_Supplied records_:
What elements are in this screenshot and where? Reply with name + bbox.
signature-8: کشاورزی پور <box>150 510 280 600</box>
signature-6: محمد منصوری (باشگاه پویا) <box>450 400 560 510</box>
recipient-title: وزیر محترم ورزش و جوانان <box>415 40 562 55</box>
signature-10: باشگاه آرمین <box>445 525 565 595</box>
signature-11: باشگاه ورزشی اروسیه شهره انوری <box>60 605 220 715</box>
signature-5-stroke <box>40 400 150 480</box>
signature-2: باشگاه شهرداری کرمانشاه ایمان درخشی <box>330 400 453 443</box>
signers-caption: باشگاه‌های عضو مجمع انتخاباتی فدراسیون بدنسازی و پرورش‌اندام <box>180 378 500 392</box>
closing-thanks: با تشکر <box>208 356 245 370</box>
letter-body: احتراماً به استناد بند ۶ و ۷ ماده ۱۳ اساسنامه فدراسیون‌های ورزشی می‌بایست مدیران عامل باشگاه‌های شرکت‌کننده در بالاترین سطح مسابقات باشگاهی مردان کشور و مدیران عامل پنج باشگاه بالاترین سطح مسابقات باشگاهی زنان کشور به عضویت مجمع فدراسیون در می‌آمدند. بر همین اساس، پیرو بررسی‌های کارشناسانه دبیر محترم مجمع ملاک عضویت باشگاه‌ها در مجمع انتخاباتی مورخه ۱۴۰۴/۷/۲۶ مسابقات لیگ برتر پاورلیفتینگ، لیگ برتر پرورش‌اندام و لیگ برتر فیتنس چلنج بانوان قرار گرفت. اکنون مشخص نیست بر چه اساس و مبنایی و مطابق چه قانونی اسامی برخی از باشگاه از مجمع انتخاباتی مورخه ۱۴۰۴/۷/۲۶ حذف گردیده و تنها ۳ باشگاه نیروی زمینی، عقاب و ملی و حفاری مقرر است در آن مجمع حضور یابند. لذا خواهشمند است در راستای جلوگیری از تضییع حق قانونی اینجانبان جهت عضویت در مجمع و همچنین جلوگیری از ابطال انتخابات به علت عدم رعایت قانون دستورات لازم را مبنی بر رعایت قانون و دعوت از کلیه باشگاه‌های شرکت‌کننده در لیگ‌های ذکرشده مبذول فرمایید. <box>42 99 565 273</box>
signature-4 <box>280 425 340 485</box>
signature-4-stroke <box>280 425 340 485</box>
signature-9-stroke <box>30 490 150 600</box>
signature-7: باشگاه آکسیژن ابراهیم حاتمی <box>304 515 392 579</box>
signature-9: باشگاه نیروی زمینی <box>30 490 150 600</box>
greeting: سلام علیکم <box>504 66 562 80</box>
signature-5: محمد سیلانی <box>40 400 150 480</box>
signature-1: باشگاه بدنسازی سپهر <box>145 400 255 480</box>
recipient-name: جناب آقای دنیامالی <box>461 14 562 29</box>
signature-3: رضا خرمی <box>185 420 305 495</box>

_Request_:
Return the rows above unchanged, starting with the first row and ending after the line containing "signature-5-stroke <box>40 400 150 480</box>".

_The reply_:
What elements are in this screenshot and where? Reply with name + bbox.
signature-8: کشاورزی پور <box>150 510 280 600</box>
signature-6: محمد منصوری (باشگاه پویا) <box>450 400 560 510</box>
recipient-title: وزیر محترم ورزش و جوانان <box>415 40 562 55</box>
signature-10: باشگاه آرمین <box>445 525 565 595</box>
signature-11: باشگاه ورزشی اروسیه شهره انوری <box>60 605 220 715</box>
signature-5-stroke <box>40 400 150 480</box>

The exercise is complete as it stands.